_Your task_
Please set out the lines below as a numbered list, leaving out any blank lines, starting at the very first line of the items and ending at the line that contains "447, 514, 477]", with both included.

_Dataset extract_
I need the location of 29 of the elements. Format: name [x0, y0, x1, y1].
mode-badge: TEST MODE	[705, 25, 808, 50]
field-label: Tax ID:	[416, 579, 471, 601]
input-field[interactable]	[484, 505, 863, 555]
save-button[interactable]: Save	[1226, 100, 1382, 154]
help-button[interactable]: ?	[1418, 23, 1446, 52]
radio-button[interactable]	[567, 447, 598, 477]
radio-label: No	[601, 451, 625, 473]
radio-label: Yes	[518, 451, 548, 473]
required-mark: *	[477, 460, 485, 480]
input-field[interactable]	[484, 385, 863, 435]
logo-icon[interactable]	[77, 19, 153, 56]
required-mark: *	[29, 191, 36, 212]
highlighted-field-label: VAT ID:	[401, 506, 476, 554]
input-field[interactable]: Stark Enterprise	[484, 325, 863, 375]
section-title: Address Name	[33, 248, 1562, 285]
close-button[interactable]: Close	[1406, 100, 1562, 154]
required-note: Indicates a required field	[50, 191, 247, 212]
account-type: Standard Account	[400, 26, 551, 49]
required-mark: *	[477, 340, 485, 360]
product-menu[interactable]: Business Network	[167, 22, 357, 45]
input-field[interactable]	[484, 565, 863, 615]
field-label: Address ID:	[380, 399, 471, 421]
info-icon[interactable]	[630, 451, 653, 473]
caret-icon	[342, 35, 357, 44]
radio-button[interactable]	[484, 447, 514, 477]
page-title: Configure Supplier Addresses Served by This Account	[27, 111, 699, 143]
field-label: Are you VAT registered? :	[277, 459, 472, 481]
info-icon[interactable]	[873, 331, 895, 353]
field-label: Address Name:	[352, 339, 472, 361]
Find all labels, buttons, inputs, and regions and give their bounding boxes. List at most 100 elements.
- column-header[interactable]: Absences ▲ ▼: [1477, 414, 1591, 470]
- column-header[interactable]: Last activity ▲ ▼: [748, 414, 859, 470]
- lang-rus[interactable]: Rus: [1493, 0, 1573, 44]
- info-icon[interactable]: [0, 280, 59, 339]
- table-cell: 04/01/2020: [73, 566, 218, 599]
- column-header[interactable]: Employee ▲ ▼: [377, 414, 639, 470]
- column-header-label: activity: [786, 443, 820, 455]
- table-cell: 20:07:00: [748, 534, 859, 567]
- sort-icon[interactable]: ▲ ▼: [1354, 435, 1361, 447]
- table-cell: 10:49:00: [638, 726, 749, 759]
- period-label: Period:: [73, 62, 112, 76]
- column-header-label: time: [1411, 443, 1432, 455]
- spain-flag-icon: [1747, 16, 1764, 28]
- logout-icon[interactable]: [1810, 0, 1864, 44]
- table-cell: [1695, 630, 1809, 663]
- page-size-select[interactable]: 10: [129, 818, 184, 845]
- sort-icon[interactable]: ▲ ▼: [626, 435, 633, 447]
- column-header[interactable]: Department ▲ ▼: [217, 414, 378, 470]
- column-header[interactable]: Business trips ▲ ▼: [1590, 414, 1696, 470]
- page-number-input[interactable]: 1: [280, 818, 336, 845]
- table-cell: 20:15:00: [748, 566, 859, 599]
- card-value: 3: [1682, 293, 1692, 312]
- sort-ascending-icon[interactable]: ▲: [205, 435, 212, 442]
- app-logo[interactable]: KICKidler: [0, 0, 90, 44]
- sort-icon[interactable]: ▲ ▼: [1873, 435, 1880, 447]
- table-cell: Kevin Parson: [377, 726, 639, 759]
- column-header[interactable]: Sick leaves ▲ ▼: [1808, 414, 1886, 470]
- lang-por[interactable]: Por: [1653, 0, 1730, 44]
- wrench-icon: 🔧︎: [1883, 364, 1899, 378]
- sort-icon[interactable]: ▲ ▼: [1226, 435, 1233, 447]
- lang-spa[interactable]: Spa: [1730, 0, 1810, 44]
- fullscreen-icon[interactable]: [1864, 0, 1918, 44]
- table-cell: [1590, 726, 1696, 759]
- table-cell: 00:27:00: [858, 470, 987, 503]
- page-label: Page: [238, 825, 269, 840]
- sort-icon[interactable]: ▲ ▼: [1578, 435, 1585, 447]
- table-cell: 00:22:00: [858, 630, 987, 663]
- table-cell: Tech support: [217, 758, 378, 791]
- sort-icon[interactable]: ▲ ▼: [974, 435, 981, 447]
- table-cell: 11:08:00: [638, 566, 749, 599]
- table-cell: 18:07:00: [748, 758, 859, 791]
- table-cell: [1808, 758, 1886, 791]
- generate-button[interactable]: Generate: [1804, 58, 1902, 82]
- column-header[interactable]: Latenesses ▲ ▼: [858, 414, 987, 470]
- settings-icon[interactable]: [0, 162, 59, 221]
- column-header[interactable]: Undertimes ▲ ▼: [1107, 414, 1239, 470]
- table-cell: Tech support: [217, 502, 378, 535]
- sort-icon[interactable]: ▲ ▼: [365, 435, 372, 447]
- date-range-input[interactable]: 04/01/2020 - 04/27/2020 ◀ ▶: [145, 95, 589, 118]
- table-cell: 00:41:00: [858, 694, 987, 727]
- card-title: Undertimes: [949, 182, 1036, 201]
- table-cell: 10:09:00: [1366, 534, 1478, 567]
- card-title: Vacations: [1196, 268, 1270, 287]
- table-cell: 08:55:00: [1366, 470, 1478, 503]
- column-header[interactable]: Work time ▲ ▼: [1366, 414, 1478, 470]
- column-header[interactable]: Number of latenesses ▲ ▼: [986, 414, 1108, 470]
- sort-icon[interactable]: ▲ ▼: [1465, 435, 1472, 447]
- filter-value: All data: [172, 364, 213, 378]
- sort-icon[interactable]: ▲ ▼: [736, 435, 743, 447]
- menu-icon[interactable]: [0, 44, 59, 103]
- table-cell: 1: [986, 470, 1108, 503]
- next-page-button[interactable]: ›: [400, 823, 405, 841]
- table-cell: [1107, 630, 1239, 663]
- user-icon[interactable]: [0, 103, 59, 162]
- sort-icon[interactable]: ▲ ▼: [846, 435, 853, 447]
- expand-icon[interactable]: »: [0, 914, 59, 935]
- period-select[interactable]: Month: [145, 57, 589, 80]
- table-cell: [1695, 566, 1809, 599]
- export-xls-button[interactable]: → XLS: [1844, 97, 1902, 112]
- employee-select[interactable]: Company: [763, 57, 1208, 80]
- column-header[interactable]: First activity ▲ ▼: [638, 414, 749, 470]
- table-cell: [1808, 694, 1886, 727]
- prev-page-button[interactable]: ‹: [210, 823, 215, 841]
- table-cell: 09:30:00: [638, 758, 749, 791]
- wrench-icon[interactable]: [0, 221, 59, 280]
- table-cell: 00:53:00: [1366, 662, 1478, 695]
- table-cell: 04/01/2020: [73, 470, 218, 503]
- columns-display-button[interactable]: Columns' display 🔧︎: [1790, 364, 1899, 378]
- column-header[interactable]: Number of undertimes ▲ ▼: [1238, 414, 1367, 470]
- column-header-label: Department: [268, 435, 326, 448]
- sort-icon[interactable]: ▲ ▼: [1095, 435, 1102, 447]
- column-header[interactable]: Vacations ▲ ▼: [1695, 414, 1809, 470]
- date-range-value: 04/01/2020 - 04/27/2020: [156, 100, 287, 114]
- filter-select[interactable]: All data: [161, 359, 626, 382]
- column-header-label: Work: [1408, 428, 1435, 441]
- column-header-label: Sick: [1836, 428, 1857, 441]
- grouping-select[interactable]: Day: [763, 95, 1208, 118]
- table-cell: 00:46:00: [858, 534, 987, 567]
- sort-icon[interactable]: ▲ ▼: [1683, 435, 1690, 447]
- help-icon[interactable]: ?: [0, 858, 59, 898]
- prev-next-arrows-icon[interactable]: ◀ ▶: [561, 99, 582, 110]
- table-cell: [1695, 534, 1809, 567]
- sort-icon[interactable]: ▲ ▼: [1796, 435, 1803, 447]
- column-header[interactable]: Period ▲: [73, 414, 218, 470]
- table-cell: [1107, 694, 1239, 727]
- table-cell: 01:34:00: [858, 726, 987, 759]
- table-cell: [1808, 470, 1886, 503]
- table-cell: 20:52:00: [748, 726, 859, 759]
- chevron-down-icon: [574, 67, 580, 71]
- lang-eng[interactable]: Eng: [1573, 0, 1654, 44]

_Solution for this exercise_
1. I need the location of 29 of the elements. Format: name [x0, y0, x1, y1].
2. mode-badge: TEST MODE	[705, 25, 808, 50]
3. field-label: Tax ID:	[416, 579, 471, 601]
4. input-field[interactable]	[484, 505, 863, 555]
5. save-button[interactable]: Save	[1226, 100, 1382, 154]
6. help-button[interactable]: ?	[1418, 23, 1446, 52]
7. radio-button[interactable]	[567, 447, 598, 477]
8. radio-label: No	[601, 451, 625, 473]
9. radio-label: Yes	[518, 451, 548, 473]
10. required-mark: *	[477, 460, 485, 480]
11. input-field[interactable]	[484, 385, 863, 435]
12. logo-icon[interactable]	[77, 19, 153, 56]
13. required-mark: *	[29, 191, 36, 212]
14. highlighted-field-label: VAT ID:	[401, 506, 476, 554]
15. input-field[interactable]: Stark Enterprise	[484, 325, 863, 375]
16. section-title: Address Name	[33, 248, 1562, 285]
17. close-button[interactable]: Close	[1406, 100, 1562, 154]
18. required-note: Indicates a required field	[50, 191, 247, 212]
19. account-type: Standard Account	[400, 26, 551, 49]
20. required-mark: *	[477, 340, 485, 360]
21. product-menu[interactable]: Business Network	[167, 22, 357, 45]
22. input-field[interactable]	[484, 565, 863, 615]
23. field-label: Address ID:	[380, 399, 471, 421]
24. info-icon[interactable]	[630, 451, 653, 473]
25. caret-icon	[342, 35, 357, 44]
26. radio-button[interactable]	[484, 447, 514, 477]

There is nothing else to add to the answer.